- PROBLEM REQUIREMENTS -
Reproduce the records below word for word, starting with their first line and stopping after the line that contains "- Ellipse shape: [486, 133, 510, 165]".

[Box annotation data]
#####
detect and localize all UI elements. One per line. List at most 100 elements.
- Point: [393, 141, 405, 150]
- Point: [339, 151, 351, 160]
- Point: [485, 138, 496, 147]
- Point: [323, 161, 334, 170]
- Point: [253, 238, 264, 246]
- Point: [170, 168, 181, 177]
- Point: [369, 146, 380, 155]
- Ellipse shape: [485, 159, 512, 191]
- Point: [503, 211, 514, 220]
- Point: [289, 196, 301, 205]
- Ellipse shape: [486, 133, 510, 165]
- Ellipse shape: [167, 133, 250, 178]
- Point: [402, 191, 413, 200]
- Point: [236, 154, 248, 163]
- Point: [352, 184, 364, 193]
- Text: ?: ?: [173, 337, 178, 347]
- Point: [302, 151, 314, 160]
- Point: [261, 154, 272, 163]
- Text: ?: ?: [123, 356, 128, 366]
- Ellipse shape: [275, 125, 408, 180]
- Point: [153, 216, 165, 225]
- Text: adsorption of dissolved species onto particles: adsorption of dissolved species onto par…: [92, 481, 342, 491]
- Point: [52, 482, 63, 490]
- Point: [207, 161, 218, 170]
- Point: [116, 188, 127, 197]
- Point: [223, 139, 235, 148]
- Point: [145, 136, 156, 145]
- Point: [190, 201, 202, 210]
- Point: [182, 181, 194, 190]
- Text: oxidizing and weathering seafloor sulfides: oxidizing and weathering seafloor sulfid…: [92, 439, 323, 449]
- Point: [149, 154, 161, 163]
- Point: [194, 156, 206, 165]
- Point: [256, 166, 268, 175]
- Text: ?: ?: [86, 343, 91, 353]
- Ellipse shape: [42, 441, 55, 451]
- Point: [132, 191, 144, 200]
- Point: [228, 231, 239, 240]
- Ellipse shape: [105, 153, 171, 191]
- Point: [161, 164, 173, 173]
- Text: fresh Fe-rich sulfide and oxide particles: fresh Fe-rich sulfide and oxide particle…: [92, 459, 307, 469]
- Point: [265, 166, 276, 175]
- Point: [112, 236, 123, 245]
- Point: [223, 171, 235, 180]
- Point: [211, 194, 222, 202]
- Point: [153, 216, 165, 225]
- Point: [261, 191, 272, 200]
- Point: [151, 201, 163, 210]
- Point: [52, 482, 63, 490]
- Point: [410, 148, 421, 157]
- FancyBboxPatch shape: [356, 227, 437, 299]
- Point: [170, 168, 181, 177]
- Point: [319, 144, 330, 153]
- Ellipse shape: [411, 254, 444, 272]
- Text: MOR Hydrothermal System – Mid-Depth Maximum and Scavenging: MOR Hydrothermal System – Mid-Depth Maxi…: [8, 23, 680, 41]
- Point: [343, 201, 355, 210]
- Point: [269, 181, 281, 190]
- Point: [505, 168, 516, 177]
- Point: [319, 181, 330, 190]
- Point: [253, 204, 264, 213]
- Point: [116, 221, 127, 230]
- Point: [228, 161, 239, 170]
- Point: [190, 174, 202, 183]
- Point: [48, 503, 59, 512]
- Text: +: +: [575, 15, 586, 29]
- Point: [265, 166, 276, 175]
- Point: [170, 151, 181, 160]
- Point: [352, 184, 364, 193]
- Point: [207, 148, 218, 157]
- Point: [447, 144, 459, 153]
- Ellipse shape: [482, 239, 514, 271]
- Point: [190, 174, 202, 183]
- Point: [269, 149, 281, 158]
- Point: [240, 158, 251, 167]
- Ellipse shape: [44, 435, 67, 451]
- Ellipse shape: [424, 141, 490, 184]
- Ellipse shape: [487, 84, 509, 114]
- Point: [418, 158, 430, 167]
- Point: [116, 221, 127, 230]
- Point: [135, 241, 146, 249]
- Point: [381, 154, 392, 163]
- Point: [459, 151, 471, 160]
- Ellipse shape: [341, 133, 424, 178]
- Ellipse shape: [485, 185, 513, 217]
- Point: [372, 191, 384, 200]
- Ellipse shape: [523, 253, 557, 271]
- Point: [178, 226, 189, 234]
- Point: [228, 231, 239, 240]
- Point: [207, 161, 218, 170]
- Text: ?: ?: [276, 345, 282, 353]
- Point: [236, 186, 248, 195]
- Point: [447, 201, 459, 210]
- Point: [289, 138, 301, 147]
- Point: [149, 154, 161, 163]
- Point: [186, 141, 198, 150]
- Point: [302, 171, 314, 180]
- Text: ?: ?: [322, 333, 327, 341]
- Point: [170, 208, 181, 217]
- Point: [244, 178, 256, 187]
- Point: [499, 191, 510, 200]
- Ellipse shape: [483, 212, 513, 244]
#####
- OUTPUT OF THE TASK -
detect and localize all UI elements. One per line. List at most 100 elements.
- Point: [393, 141, 405, 150]
- Point: [339, 151, 351, 160]
- Point: [485, 138, 496, 147]
- Point: [323, 161, 334, 170]
- Point: [253, 238, 264, 246]
- Point: [170, 168, 181, 177]
- Point: [369, 146, 380, 155]
- Ellipse shape: [485, 159, 512, 191]
- Point: [503, 211, 514, 220]
- Point: [289, 196, 301, 205]
- Ellipse shape: [486, 133, 510, 165]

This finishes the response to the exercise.